* **Görevler**
(a) Faruk Çelik'in Şanlıurfa konuşmasını anlatan aşağıdaki yazıda "Net sorularla konuları açan Çelik" diye başlayan paragrafı, ana bilgileri koruyarak maddeler hâlinde yeniden yazın.
(b) Faruk Çelik'in Şanlıurfa konuşmasını anlatan yazıyı, aşağıda gösterilen son cümleden sonra sürdürün.

* **Metin**
--
Şanlıurfa
Çalışma ve Sosyal Güvenlik Bakanı Faruk Çelik’in çok iyi bir hatip olduğunu söyleyerek başlayalım izlenimlerimize. Milliyet’in, “Geleceğe Yatırım Türkiye’ye Yatırım” toplantılarının Şanlıurfa ayağında kürsüye gelen Faruk Çelik, hitabet yeteneği, kürsüye ve konulara hakimiyetiyle ilgi ile izlenen çarpıcı bir konuşma yaptı.
Net sorularla konuları açan Çelik, geçmişe dönük tespit ve Türkiye adına yaptığı özeleştirilerle; geleceğe dönük samimi ve gerçekçi önerileriyle devlet adamlığının ön planda olduğu bir sorumluluk içinde konuştu.
Çarpıcı analiz
Çelik, Türkiye’nin yaşadığı ağır terör dönemini ve son dönemde başlayan barış arayışını değerlendirirken, milletvekili olduğu Şanlıurfa’nın yüzyıllardır nasıl barış ve kardeşlik içinde yaşadığını çarpıcı ifadelerle ortaya koydu, barış arayanlara da doğru adresi göstermiş oldu.
--
* **Verilen satırlar**
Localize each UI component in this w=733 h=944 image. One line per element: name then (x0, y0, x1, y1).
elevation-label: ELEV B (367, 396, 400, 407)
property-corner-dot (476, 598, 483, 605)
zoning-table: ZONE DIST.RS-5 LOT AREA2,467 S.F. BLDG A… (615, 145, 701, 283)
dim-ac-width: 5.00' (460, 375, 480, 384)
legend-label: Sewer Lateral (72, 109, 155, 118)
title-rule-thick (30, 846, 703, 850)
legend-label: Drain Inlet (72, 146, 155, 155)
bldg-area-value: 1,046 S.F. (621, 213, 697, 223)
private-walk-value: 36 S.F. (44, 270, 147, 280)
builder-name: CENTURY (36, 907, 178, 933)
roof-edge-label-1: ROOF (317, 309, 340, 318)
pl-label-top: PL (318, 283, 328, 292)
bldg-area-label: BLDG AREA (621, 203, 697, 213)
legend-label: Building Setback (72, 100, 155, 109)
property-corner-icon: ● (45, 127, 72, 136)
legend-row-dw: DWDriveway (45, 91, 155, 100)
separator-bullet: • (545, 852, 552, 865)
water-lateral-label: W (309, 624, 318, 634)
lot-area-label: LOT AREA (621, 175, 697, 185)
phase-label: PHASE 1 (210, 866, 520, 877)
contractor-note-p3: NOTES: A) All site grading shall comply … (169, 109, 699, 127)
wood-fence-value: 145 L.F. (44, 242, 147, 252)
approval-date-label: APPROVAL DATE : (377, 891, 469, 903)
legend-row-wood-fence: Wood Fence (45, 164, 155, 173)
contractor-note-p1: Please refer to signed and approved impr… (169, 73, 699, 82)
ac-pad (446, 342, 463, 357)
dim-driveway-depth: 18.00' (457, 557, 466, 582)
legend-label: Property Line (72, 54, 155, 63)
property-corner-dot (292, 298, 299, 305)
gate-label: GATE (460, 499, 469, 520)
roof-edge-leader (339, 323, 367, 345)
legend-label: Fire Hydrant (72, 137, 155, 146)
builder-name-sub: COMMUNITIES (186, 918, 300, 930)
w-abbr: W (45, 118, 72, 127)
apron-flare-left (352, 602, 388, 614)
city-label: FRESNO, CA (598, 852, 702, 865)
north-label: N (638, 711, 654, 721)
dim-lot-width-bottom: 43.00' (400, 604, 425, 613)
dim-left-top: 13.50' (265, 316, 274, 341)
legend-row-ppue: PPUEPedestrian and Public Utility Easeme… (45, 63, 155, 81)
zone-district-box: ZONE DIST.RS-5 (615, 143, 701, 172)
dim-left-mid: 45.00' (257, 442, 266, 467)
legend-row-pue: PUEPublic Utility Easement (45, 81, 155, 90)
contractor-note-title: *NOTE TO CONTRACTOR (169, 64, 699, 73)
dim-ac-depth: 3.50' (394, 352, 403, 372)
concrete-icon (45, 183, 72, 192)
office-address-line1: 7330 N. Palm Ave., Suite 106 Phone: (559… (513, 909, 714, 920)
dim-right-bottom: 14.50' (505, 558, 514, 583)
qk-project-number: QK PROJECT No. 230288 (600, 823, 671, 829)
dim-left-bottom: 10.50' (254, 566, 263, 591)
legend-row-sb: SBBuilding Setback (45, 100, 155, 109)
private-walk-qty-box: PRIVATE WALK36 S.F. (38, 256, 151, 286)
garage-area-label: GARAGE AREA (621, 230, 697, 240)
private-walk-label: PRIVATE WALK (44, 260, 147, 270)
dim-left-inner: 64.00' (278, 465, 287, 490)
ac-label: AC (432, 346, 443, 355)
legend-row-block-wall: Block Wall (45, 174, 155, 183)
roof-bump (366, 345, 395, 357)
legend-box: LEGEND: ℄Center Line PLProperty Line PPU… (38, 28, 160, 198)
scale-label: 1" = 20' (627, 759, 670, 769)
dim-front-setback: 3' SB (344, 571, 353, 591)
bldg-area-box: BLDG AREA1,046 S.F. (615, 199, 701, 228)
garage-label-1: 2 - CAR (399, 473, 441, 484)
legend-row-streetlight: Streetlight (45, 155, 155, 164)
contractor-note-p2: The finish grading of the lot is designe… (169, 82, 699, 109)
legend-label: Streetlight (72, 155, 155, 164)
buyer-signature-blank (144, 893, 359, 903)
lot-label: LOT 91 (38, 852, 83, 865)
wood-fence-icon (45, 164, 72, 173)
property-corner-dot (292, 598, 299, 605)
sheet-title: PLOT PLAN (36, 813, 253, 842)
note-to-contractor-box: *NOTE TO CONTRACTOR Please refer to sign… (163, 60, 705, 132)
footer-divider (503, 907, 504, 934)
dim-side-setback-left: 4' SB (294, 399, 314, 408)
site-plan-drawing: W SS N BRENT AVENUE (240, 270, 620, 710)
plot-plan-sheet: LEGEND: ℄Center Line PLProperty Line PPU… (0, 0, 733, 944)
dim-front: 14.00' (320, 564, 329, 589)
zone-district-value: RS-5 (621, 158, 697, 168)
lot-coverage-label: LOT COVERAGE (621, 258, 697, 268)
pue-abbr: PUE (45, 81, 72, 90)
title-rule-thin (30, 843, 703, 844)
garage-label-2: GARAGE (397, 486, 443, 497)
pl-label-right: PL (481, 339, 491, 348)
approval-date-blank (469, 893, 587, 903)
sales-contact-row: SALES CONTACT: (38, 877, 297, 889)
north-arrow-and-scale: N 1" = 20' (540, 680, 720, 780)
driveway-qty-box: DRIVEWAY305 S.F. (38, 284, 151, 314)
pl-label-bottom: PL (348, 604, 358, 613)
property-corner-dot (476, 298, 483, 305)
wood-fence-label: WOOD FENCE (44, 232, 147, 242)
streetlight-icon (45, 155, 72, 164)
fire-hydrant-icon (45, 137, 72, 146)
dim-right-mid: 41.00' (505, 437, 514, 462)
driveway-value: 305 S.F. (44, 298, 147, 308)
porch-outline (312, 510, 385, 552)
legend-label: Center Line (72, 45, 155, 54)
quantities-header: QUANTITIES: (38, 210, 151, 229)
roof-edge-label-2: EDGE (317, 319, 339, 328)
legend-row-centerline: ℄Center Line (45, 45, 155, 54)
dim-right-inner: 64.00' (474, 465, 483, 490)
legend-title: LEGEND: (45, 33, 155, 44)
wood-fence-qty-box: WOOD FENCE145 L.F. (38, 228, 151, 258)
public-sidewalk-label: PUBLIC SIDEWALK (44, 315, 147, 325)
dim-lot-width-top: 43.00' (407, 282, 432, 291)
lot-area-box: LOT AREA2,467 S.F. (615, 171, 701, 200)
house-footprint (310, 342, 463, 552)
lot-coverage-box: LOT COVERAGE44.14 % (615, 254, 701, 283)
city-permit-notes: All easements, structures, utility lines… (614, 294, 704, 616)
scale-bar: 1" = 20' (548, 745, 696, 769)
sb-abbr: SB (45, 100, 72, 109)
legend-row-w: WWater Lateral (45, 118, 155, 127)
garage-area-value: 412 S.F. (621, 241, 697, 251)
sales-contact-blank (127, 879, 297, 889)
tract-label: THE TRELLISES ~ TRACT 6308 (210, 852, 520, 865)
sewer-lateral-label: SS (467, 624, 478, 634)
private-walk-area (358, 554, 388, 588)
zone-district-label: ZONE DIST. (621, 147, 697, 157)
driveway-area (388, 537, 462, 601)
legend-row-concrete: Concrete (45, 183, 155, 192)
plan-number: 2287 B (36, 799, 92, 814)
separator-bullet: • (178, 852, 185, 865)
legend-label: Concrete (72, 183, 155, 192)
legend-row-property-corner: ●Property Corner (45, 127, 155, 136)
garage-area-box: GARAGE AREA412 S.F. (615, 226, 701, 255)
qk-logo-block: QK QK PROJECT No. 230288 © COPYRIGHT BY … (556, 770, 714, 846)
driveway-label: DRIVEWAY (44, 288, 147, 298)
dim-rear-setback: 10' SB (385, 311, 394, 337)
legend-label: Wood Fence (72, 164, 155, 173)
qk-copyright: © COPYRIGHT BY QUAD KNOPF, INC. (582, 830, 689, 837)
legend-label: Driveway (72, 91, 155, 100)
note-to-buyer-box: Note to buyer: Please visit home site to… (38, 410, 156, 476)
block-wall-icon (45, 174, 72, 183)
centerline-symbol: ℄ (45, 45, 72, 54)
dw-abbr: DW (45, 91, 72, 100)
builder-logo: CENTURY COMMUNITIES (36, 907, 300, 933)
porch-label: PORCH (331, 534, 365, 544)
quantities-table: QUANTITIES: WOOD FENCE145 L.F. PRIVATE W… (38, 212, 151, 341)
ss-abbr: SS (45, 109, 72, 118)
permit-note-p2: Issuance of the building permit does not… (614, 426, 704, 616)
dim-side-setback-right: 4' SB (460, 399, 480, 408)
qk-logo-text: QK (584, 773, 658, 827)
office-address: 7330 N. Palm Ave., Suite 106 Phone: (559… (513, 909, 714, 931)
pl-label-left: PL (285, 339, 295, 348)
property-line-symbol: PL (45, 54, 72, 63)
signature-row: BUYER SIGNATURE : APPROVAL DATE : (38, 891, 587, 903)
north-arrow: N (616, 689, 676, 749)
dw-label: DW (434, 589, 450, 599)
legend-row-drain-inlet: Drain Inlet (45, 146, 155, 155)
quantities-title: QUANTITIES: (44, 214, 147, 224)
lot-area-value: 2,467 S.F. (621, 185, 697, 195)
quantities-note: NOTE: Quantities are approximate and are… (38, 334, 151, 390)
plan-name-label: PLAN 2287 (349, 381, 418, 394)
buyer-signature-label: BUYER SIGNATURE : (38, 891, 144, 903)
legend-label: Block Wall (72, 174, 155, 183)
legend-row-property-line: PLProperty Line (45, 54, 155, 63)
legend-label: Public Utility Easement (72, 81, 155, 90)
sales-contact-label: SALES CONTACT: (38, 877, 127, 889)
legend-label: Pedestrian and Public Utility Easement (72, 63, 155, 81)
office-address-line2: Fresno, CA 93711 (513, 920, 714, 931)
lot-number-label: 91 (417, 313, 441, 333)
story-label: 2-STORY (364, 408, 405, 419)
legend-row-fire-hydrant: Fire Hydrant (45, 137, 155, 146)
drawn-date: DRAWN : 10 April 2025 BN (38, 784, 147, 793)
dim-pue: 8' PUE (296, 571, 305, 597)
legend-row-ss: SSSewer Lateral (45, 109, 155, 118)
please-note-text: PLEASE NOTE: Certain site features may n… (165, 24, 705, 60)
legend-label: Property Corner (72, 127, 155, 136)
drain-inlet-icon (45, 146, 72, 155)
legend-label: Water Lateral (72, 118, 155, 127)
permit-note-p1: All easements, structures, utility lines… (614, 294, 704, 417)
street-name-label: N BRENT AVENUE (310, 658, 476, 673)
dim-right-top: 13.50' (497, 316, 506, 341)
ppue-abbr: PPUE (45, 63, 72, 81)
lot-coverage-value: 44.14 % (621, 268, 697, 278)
--
* **Görev yanıtları**
(a)
- Çelik konuları net sorularla açtı.
- Geçmişe dönük tespitlerde bulundu ve Türkiye adına özeleştiriler yaptı.
- Geleceğe dönük samimi ve gerçekçi öneriler sundu.
- Devlet adamlığının ön planda olduğu bir sorumlulukla konuştu.

(b)
İnsanlık tarihi ile yaşıt olduğu anlaşılan Urfa’da, Türk’ü, Kürdü, Arabıyla barış ve kardeşlik içinde yürüyen ortak yaşamın dünyanın aradığı medeniyetler, dinler, kültürler buluşmasına örnek oluşturduğunu gözler önüne serdi.
Çelik, Türkiye ile batı dünyası arasında bilim, teknoloji, demokrasi alanında makasın nasıl açıldığını da çarpıcı örneklerle anlattı. Türkiye’nin 1960’ta, 1971’de, 1980’de, 1997’de askeri müdahale dönemleriyle uğraşırken, batı ülkelerinin sırasıyla kalkınma hamleleri, uzay çalışmaları, Avrupa Birliği değerleriyle, demokrasi, bilim ve insan hakları konusunda büyük mesafe kaydettiklerini vurguladı.
“Anasının dili”
Çelik, farklı etnik ve mezhepsel kökenlere sahip olmalarına rağmen Şanlıurfa’da kimsenin kimseyi bu yönleriyle sorgulamadığı, iç içe barış içinde yaşadığı Şanlıurfa insanının hamurunun peygamberlerin, Yunusların, Hacı Bektaş-ı Velilerin yoğurduğu bir hamur olduğuna dikkati çekti. Bu hamurdan hayat bulan Şanlıurfa’daki barış ortamının terörün yeşermesine izin vermediğine yönelik vurguları, barış arayışı için önemli köşe taşlarıydı.
Çelik, bu hamurun yarattığı iklim nedeniyledir ki, milleti ayrıştırma uğraşlarının başarıya ulaşamadığını söyledi.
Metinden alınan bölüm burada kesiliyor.